→ **Work to complete**: Pick up the mailing-list reply about testing main effects in the presence of interactions and carry it on from the point where it stops.

··· Excerpt to read

[R-sig-ME] Calculating main effects

Thu Oct 20 21:11:31 CEST 2011

Iker Vaquero Alba <karraspito at ...> writes:

> 
> 
>   
> Dear Geoff,
> 
>    Thank you so much for your kind reply. Actually, the problem I'm
> finding is more like this:
> 
>       fm.1 <- lmer(Y ~ A*B + C)
> 
>       fm.2 <- lmer(Y ~ A*B)
> 
>       anova(fm.1, fm.2)
> 
>    
> 
>    But when your full model includes C*B. So, I have to remove C*B
> from the model (as C is involved in it) to test the effect of C, 
> or that's what
> I understood.
> 

  The issue of testing main effects (such as C) in the presence of
interactions (such as C:B -- note that C*B is equivalent to
C + B + C:B) is long-standing and contentious.  There are several points
of view:

  * Bates, Venables, and others (google for "Venables Exegeses Linear
Models") seem to advocate stepwise removal of unnecessary (non-significant?

······
··· Given information

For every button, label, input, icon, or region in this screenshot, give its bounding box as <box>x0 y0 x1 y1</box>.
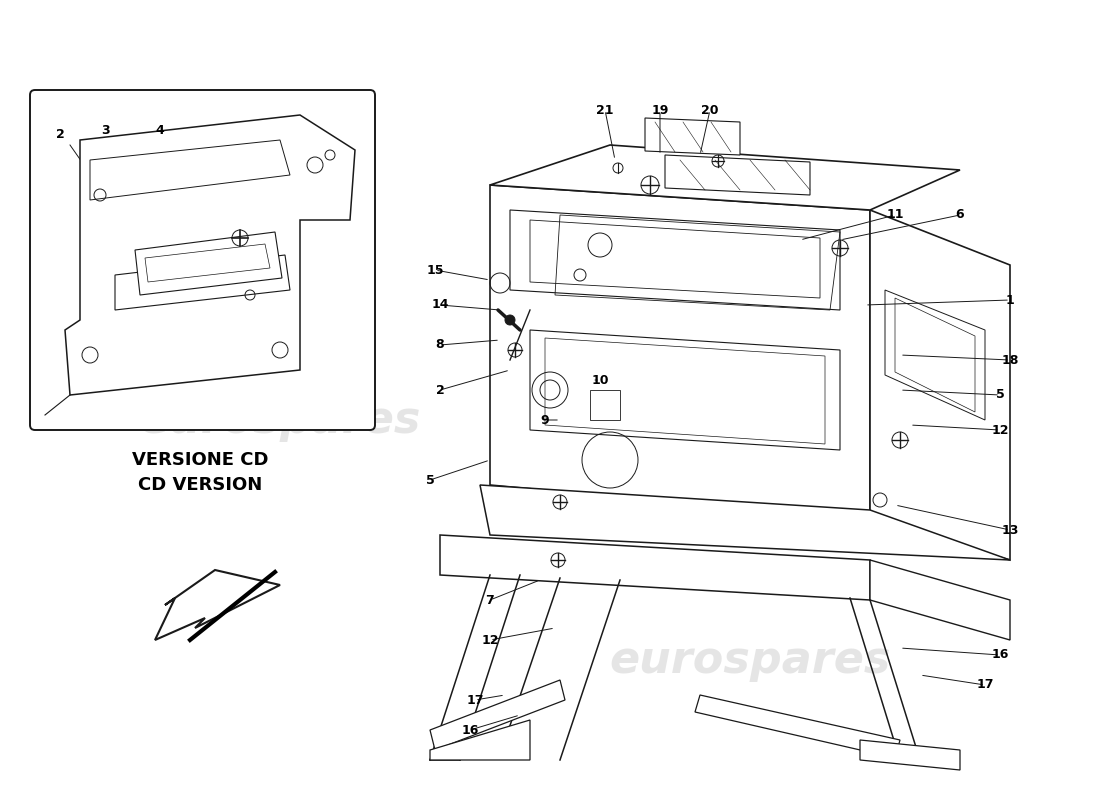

······

→ **Result below**:
weak?) interaction terms so that main effects can be tested without
ambiguity. This is essentially the point you made above ("I have to
remove C:B before I can test C").
  * **If** continuous predictors are centered or categorical predictors
are coded with sum-to-zero contrasts, then it *may* make sense to
use 'marginal' or what SAS would call 'type III' tests to violate
marginality and test main effects in the presence of interactions
(see Venables' "exegeses" for a hint on how to do this): Schielzeth
2010 also seems to recommend this approach, although he focuses on
continuous predictors
 * However, Wald tests of parameters as provided by summary(), **or**
individual quantiles or highest posterior density intervals on individual
parameters, are marginal, so use them with the appropriate caution
(i.e. the estimates of the main effects depend on the contrasts used
and their comparisons to zero may or may not represent tests of
sensible hypotheses)
 * Be aware that in any case there is no simple way (that I know of)
to get R to construct a model matrix that includes interaction terms
but zeros out the main effects: compare the following

d <- expand.grid(C=factor(1:2),B=factor(1:2))
model.matrix(~C*B,data=d)
model.matrix(~C:B,data=d)
model.matrix(~C*B-B-C,data=d)

>    Anyway, let's see if someone else replies.
> 
>    Thank you very much for your help again.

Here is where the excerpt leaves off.